╭─ Supplied records
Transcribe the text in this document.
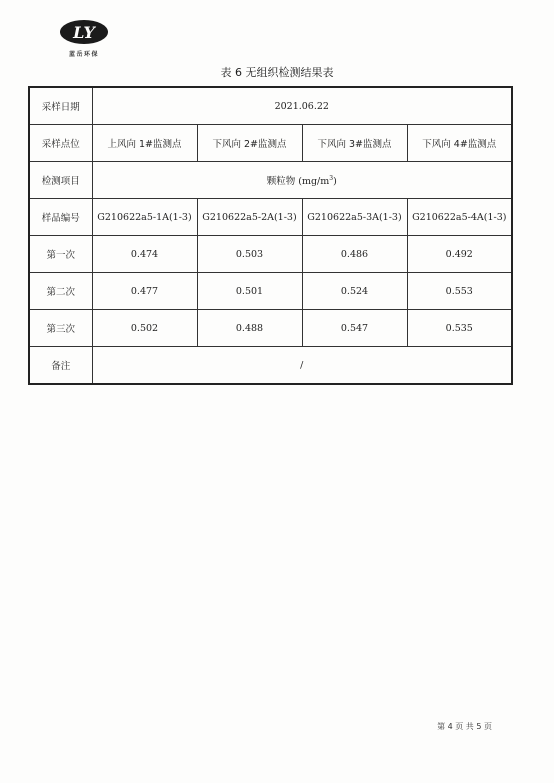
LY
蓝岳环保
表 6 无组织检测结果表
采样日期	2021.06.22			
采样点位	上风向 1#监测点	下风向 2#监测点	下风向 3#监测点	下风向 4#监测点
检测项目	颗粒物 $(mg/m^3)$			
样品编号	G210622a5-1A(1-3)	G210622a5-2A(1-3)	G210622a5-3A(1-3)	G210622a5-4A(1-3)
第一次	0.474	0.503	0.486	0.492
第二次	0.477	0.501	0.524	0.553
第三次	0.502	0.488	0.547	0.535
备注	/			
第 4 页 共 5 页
╰─
* [Problem requirements]: Return the listing above word for word, with the pictures removed.

* [Result]:
Transcribe the text in this document.
LY
蓝岳环保
表 6 无组织检测结果表
采样日期	2021.06.22			
采样点位	上风向 1#监测点	下风向 2#监测点	下风向 3#监测点	下风向 4#监测点
检测项目	颗粒物 $(mg/m^3)$			
样品编号	G210622a5-1A(1-3)	G210622a5-2A(1-3)	G210622a5-3A(1-3)	G210622a5-4A(1-3)
第一次	0.474	0.503	0.486	0.492
第二次	0.477	0.501	0.524	0.553
第三次	0.502	0.488	0.547	0.535
备注	/			
第 4 页 共 5 页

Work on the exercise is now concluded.